Directive:
The records below hold pictures; please leave those out and retype the rest exactly.
## BEGIN
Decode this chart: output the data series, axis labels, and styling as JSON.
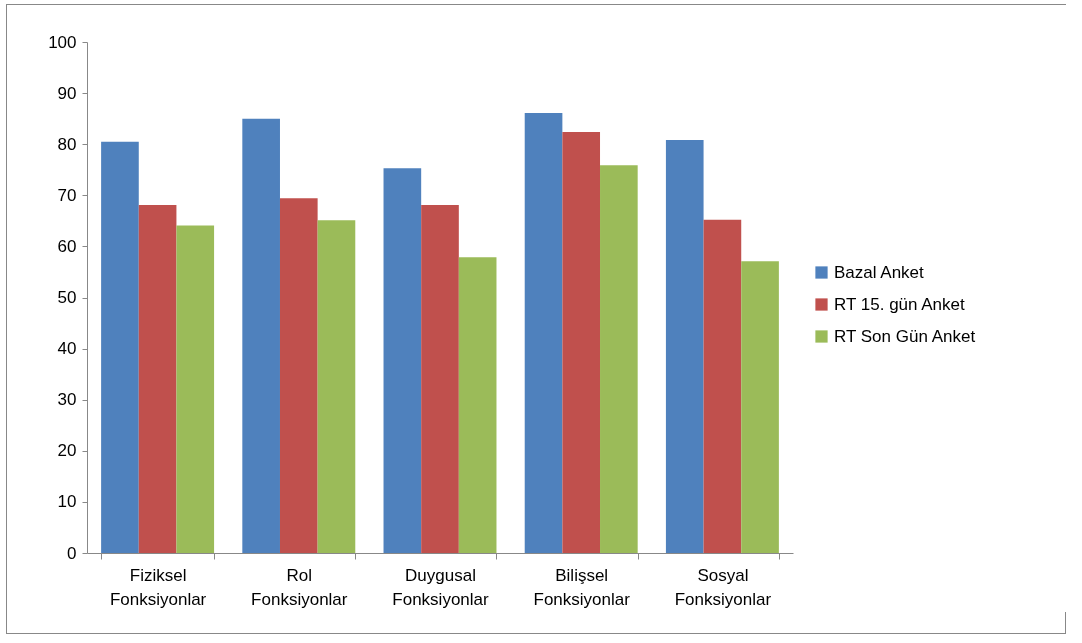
{
  "chart_data": {
    "type": "bar",
    "categories": [
      "Fiziksel Fonksiyonlar",
      "Rol Fonksiyonlar",
      "Duygusal Fonksiyonlar",
      "Bilişsel Fonksiyonlar",
      "Sosyal Fonksiyonlar"
    ],
    "series": [
      {
        "name": "Bazal Anket",
        "color": "#4f81bd",
        "values": [
          80.5,
          85,
          75.3,
          86.1,
          80.8
        ]
      },
      {
        "name": "RT 15. gün Anket",
        "color": "#c0504d",
        "values": [
          68.1,
          69.4,
          68.1,
          82.4,
          65.2
        ]
      },
      {
        "name": "RT Son Gün Anket",
        "color": "#9bbb59",
        "values": [
          64.1,
          65.1,
          57.9,
          75.9,
          57.1
        ]
      }
    ],
    "ylim": [
      0,
      100
    ],
    "yticks": [
      0,
      10,
      20,
      30,
      40,
      50,
      60,
      70,
      80,
      90,
      100
    ],
    "grid": false,
    "legend": "right"
  }
}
## END
Reply to the exercise:
Decode this chart: output the data series, axis labels, and styling as JSON.
{
  "chart_data": {
    "type": "bar",
    "categories": [
      "Fiziksel Fonksiyonlar",
      "Rol Fonksiyonlar",
      "Duygusal Fonksiyonlar",
      "Bilişsel Fonksiyonlar",
      "Sosyal Fonksiyonlar"
    ],
    "series": [
      {
        "name": "Bazal Anket",
        "color": "#4f81bd",
        "values": [
          80.5,
          85,
          75.3,
          86.1,
          80.8
        ]
      },
      {
        "name": "RT 15. gün Anket",
        "color": "#c0504d",
        "values": [
          68.1,
          69.4,
          68.1,
          82.4,
          65.2
        ]
      },
      {
        "name": "RT Son Gün Anket",
        "color": "#9bbb59",
        "values": [
          64.1,
          65.1,
          57.9,
          75.9,
          57.1
        ]
      }
    ],
    "ylim": [
      0,
      100
    ],
    "yticks": [
      0,
      10,
      20,
      30,
      40,
      50,
      60,
      70,
      80,
      90,
      100
    ],
    "grid": false,
    "legend": "right"
  }
}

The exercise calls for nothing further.